Instructions to follow:
Collect all lines below with the string "взыскивается".

--- START ---

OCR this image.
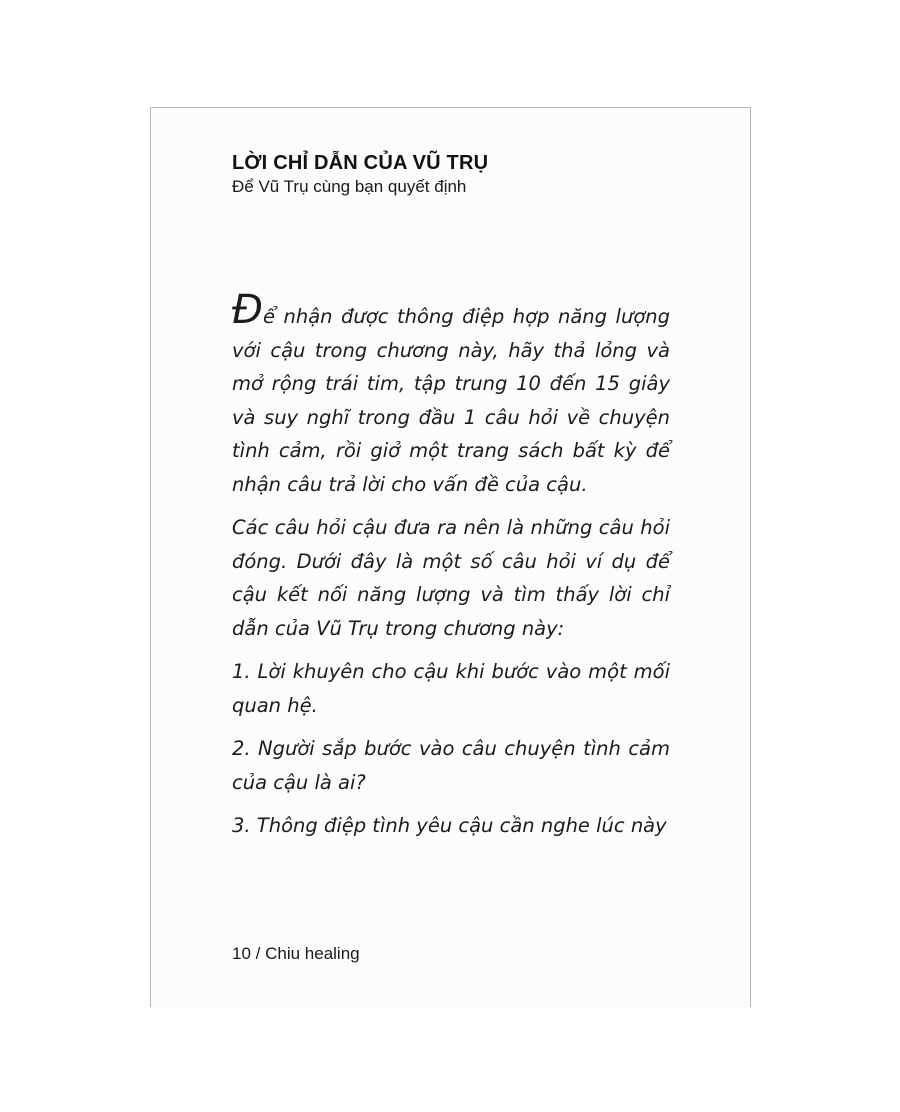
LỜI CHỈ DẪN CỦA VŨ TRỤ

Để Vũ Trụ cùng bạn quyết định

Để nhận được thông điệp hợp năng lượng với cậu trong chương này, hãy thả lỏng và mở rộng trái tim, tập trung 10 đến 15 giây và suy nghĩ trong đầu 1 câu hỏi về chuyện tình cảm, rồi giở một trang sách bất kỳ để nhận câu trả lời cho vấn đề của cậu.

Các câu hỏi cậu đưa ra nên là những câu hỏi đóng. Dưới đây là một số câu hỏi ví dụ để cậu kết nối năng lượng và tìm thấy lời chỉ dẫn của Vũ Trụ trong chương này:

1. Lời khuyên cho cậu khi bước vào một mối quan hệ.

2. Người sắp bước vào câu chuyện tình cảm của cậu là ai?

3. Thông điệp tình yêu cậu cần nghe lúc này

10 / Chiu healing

--- END ---
--- START ---

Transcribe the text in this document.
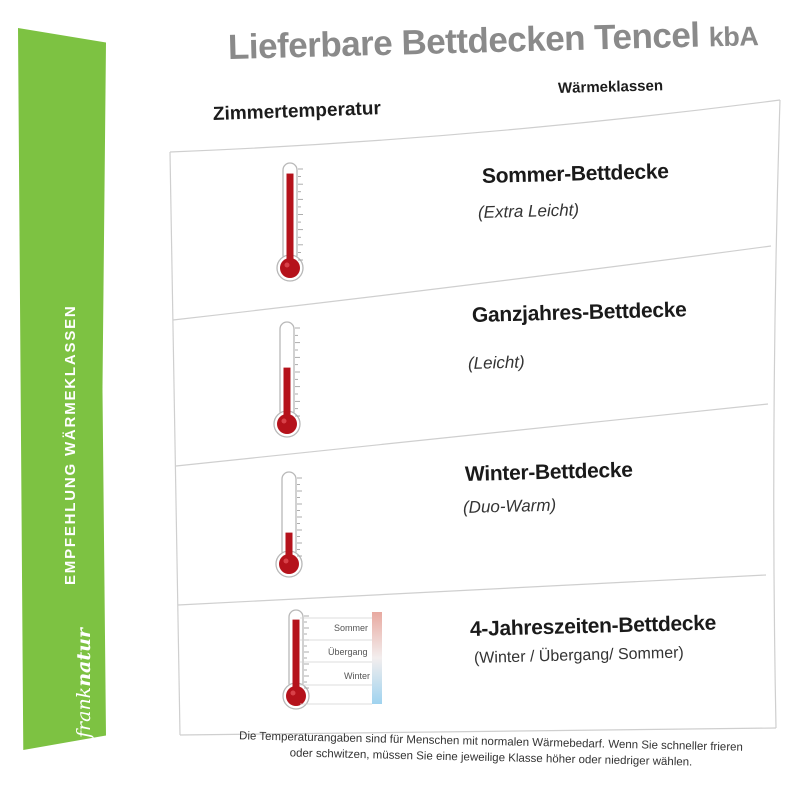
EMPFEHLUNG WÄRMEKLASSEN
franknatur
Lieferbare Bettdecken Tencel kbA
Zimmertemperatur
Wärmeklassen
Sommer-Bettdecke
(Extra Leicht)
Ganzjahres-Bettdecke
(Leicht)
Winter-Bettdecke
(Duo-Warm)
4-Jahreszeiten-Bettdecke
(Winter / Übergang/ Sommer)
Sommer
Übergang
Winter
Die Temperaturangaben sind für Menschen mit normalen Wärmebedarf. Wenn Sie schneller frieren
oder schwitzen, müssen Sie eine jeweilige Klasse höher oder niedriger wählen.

--- END ---
--- START ---

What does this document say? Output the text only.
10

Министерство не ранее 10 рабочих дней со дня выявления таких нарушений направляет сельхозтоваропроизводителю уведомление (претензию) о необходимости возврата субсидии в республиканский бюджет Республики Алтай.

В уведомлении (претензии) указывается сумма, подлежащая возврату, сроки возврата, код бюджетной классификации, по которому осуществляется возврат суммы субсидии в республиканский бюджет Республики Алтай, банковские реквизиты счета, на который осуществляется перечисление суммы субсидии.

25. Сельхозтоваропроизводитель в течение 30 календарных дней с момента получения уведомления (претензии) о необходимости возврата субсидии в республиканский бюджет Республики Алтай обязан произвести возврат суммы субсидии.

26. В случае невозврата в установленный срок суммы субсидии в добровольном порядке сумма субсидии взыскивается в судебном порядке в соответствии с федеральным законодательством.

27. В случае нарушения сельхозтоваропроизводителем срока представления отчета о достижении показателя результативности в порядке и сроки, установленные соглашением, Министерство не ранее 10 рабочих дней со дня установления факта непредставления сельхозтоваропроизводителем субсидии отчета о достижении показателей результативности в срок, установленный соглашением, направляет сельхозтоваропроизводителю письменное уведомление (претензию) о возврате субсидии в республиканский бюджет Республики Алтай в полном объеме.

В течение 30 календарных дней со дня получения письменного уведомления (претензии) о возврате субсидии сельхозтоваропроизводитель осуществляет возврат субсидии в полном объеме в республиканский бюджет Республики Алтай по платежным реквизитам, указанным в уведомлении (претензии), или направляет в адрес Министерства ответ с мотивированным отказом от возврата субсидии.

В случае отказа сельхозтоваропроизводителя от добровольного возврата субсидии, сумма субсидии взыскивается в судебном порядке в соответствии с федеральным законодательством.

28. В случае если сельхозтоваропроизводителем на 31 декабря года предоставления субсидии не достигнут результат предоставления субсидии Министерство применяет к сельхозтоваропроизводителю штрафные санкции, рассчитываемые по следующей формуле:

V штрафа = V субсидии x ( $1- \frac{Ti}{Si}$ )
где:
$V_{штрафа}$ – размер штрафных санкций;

--- END ---

Response to this exercise:
26. В случае невозврата в установленный срок суммы субсидии в добровольном порядке сумма субсидии взыскивается в судебном порядке в соответствии с федеральным законодательством.
В случае отказа сельхозтоваропроизводителя от добровольного возврата субсидии, сумма субсидии взыскивается в судебном порядке в соответствии с федеральным законодательством.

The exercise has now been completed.